Of all the lines in these entries, how many contain the string "fill"? Give only that count.

(Data records)
- - - -

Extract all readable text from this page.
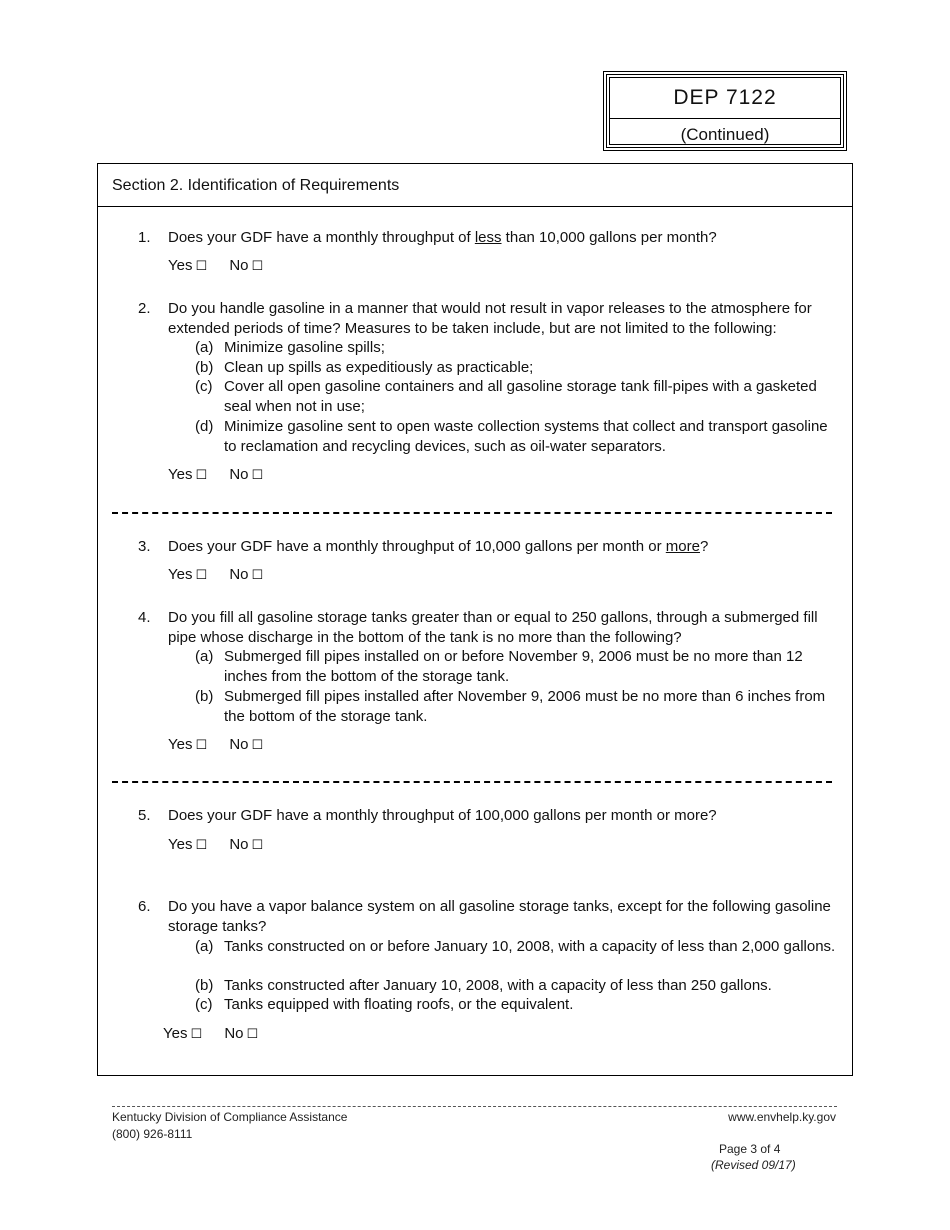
DEP 7122
(Continued)
Section 2. Identification of Requirements
1. Does your GDF have a monthly throughput of less than 10,000 gallons per month?
Yes ☐ No ☐
2. Do you handle gasoline in a manner that would not result in vapor releases to the atmosphere for extended periods of time? Measures to be taken include, but are not limited to the following:
(a) Minimize gasoline spills;
(b) Clean up spills as expeditiously as practicable;
(c) Cover all open gasoline containers and all gasoline storage tank fill-pipes with a gasketed seal when not in use;
(d) Minimize gasoline sent to open waste collection systems that collect and transport gasoline to reclamation and recycling devices, such as oil-water separators.
Yes ☐ No ☐
3. Does your GDF have a monthly throughput of 10,000 gallons per month or more?
Yes ☐ No ☐
4. Do you fill all gasoline storage tanks greater than or equal to 250 gallons, through a submerged fill pipe whose discharge in the bottom of the tank is no more than the following?
(a) Submerged fill pipes installed on or before November 9, 2006 must be no more than 12 inches from the bottom of the storage tank.
(b) Submerged fill pipes installed after November 9, 2006 must be no more than 6 inches from the bottom of the storage tank.
Yes ☐ No ☐
5. Does your GDF have a monthly throughput of 100,000 gallons per month or more?
Yes ☐ No ☐
6. Do you have a vapor balance system on all gasoline storage tanks, except for the following gasoline storage tanks?
(a) Tanks constructed on or before January 10, 2008, with a capacity of less than 2,000 gallons.
(b) Tanks constructed after January 10, 2008, with a capacity of less than 250 gallons.
(c) Tanks equipped with floating roofs, or the equivalent.
Yes ☐ No ☐
Kentucky Division of Compliance Assistance
(800) 926-8111
www.envhelp.ky.gov
Page 3 of 4
(Revised 09/17)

- - - -

### [Output for this exercise]
4